== Exercise instructions ==
Give every line of the data again, unchanged, but with no pictures.
===== Provided information
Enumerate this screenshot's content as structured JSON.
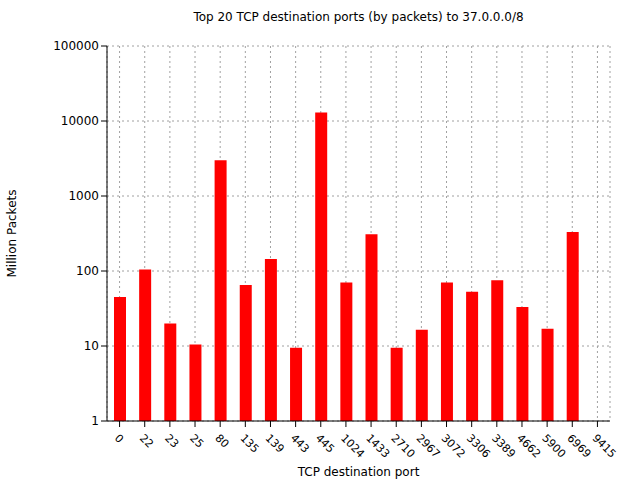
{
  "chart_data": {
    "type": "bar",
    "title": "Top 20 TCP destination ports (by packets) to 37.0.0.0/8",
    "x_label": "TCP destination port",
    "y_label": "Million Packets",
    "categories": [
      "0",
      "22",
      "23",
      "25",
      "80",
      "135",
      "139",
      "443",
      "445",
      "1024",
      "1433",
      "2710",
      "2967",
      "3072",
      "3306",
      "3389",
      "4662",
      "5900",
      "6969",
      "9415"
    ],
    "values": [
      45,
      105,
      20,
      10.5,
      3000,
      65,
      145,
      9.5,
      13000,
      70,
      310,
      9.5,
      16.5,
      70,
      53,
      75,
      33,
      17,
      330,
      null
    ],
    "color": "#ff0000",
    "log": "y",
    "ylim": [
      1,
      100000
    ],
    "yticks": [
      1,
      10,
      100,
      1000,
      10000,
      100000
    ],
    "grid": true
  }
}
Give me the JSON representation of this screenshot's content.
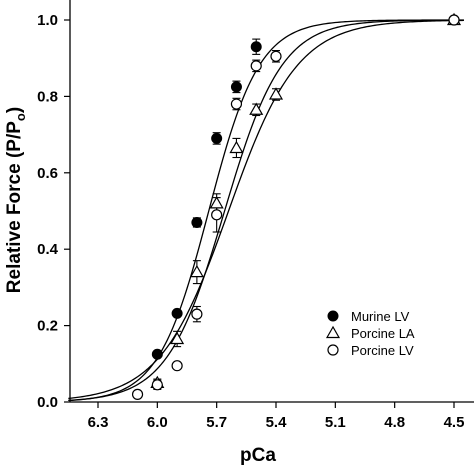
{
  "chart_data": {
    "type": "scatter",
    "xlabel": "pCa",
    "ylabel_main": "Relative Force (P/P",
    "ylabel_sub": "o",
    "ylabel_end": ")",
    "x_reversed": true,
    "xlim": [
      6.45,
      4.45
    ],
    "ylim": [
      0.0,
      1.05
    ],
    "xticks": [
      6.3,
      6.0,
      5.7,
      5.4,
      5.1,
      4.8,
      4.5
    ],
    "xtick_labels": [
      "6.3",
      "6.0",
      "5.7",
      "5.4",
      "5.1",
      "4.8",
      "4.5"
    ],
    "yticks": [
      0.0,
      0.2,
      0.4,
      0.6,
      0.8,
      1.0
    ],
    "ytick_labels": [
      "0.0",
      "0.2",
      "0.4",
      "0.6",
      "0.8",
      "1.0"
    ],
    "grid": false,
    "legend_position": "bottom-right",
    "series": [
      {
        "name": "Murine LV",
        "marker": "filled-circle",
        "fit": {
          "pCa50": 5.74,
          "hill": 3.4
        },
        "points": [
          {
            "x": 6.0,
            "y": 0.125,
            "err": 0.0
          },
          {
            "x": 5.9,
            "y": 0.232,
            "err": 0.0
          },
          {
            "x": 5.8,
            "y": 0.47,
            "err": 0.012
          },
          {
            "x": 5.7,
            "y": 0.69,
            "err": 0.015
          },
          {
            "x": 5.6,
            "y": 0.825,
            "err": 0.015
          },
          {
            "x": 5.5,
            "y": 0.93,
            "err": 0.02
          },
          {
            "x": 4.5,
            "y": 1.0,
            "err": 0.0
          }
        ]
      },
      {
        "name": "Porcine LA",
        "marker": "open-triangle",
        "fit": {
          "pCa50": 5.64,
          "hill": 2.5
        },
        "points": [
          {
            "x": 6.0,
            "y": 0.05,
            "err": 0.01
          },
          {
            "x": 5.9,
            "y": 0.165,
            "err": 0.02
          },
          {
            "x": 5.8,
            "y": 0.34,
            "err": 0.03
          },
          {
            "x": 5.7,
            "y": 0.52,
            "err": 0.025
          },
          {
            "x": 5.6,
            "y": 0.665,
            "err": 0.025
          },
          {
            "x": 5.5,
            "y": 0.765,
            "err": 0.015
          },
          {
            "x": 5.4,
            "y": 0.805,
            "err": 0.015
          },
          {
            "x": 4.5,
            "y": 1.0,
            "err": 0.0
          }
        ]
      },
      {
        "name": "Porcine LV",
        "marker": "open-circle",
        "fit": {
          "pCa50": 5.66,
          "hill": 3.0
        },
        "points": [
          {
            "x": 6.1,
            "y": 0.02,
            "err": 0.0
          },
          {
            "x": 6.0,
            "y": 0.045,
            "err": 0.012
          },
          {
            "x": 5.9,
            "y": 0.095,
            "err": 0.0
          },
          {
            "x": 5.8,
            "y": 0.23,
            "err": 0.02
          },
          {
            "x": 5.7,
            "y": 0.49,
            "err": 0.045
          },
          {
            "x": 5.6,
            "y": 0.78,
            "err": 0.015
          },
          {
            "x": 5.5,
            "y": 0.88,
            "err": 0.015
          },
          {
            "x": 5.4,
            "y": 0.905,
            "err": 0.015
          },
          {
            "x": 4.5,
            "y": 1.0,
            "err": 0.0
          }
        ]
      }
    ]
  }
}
==========
== Response ==
Enumerate this screenshot's content as structured JSON.
{
  "chart_data": {
    "type": "bar",
    "title": "Top 20 TCP destination ports (by packets) to 37.0.0.0/8",
    "x_label": "TCP destination port",
    "y_label": "Million Packets",
    "categories": [
      "0",
      "22",
      "23",
      "25",
      "80",
      "135",
      "139",
      "443",
      "445",
      "1024",
      "1433",
      "2710",
      "2967",
      "3072",
      "3306",
      "3389",
      "4662",
      "5900",
      "6969",
      "9415"
    ],
    "values": [
      45,
      105,
      20,
      10.5,
      3000,
      65,
      145,
      9.5,
      13000,
      70,
      310,
      9.5,
      16.5,
      70,
      53,
      75,
      33,
      17,
      330,
      null
    ],
    "color": "#ff0000",
    "log": "y",
    "ylim": [
      1,
      100000
    ],
    "yticks": [
      1,
      10,
      100,
      1000,
      10000,
      100000
    ],
    "grid": true
  }
}
Give me the JSON representation of this screenshot's content.
{
  "chart_data": {
    "type": "scatter",
    "xlabel": "pCa",
    "ylabel_main": "Relative Force (P/P",
    "ylabel_sub": "o",
    "ylabel_end": ")",
    "x_reversed": true,
    "xlim": [
      6.45,
      4.45
    ],
    "ylim": [
      0.0,
      1.05
    ],
    "xticks": [
      6.3,
      6.0,
      5.7,
      5.4,
      5.1,
      4.8,
      4.5
    ],
    "xtick_labels": [
      "6.3",
      "6.0",
      "5.7",
      "5.4",
      "5.1",
      "4.8",
      "4.5"
    ],
    "yticks": [
      0.0,
      0.2,
      0.4,
      0.6,
      0.8,
      1.0
    ],
    "ytick_labels": [
      "0.0",
      "0.2",
      "0.4",
      "0.6",
      "0.8",
      "1.0"
    ],
    "grid": false,
    "legend_position": "bottom-right",
    "series": [
      {
        "name": "Murine LV",
        "marker": "filled-circle",
        "fit": {
          "pCa50": 5.74,
          "hill": 3.4
        },
        "points": [
          {
            "x": 6.0,
            "y": 0.125,
            "err": 0.0
          },
          {
            "x": 5.9,
            "y": 0.232,
            "err": 0.0
          },
          {
            "x": 5.8,
            "y": 0.47,
            "err": 0.012
          },
          {
            "x": 5.7,
            "y": 0.69,
            "err": 0.015
          },
          {
            "x": 5.6,
            "y": 0.825,
            "err": 0.015
          },
          {
            "x": 5.5,
            "y": 0.93,
            "err": 0.02
          },
          {
            "x": 4.5,
            "y": 1.0,
            "err": 0.0
          }
        ]
      },
      {
        "name": "Porcine LA",
        "marker": "open-triangle",
        "fit": {
          "pCa50": 5.64,
          "hill": 2.5
        },
        "points": [
          {
            "x": 6.0,
            "y": 0.05,
            "err": 0.01
          },
          {
            "x": 5.9,
            "y": 0.165,
            "err": 0.02
          },
          {
            "x": 5.8,
            "y": 0.34,
            "err": 0.03
          },
          {
            "x": 5.7,
            "y": 0.52,
            "err": 0.025
          },
          {
            "x": 5.6,
            "y": 0.665,
            "err": 0.025
          },
          {
            "x": 5.5,
            "y": 0.765,
            "err": 0.015
          },
          {
            "x": 5.4,
            "y": 0.805,
            "err": 0.015
          },
          {
            "x": 4.5,
            "y": 1.0,
            "err": 0.0
          }
        ]
      },
      {
        "name": "Porcine LV",
        "marker": "open-circle",
        "fit": {
          "pCa50": 5.66,
          "hill": 3.0
        },
        "points": [
          {
            "x": 6.1,
            "y": 0.02,
            "err": 0.0
          },
          {
            "x": 6.0,
            "y": 0.045,
            "err": 0.012
          },
          {
            "x": 5.9,
            "y": 0.095,
            "err": 0.0
          },
          {
            "x": 5.8,
            "y": 0.23,
            "err": 0.02
          },
          {
            "x": 5.7,
            "y": 0.49,
            "err": 0.045
          },
          {
            "x": 5.6,
            "y": 0.78,
            "err": 0.015
          },
          {
            "x": 5.5,
            "y": 0.88,
            "err": 0.015
          },
          {
            "x": 5.4,
            "y": 0.905,
            "err": 0.015
          },
          {
            "x": 4.5,
            "y": 1.0,
            "err": 0.0
          }
        ]
      }
    ]
  }
}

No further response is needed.